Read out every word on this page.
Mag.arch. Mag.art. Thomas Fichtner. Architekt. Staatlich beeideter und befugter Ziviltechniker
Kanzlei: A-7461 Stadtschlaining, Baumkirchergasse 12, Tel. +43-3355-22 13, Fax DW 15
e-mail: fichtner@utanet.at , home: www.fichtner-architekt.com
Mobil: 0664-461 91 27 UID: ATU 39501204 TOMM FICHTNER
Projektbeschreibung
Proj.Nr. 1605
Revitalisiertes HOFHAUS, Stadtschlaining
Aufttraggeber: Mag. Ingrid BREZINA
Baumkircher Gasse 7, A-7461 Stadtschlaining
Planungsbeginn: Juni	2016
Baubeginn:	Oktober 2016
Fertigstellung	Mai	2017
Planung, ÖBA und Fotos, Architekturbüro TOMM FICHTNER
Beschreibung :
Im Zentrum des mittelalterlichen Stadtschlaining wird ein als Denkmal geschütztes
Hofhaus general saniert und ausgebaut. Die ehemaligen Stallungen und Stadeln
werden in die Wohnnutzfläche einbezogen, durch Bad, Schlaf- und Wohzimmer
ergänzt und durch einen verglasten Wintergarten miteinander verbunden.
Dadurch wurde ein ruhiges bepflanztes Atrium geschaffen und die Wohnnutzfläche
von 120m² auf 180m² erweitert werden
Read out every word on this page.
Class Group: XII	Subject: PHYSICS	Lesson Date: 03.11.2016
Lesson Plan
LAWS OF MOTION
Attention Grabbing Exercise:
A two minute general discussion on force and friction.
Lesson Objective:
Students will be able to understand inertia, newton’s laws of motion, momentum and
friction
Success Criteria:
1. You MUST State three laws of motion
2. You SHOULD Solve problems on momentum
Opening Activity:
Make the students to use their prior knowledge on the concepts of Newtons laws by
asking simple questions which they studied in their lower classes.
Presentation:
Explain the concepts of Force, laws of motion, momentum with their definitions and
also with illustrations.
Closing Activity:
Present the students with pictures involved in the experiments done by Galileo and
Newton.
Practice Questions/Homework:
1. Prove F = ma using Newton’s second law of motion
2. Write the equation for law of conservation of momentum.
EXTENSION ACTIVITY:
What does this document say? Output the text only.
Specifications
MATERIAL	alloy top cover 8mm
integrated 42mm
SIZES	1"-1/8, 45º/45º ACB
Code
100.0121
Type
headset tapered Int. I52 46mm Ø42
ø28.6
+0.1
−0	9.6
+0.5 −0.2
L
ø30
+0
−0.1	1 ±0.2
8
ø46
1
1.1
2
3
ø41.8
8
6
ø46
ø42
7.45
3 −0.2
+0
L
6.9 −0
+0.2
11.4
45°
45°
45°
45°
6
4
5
════════════════
= Stated goal =
Each line holding the word "werden" counts once; report the total and nothing else.

= Complete output =
2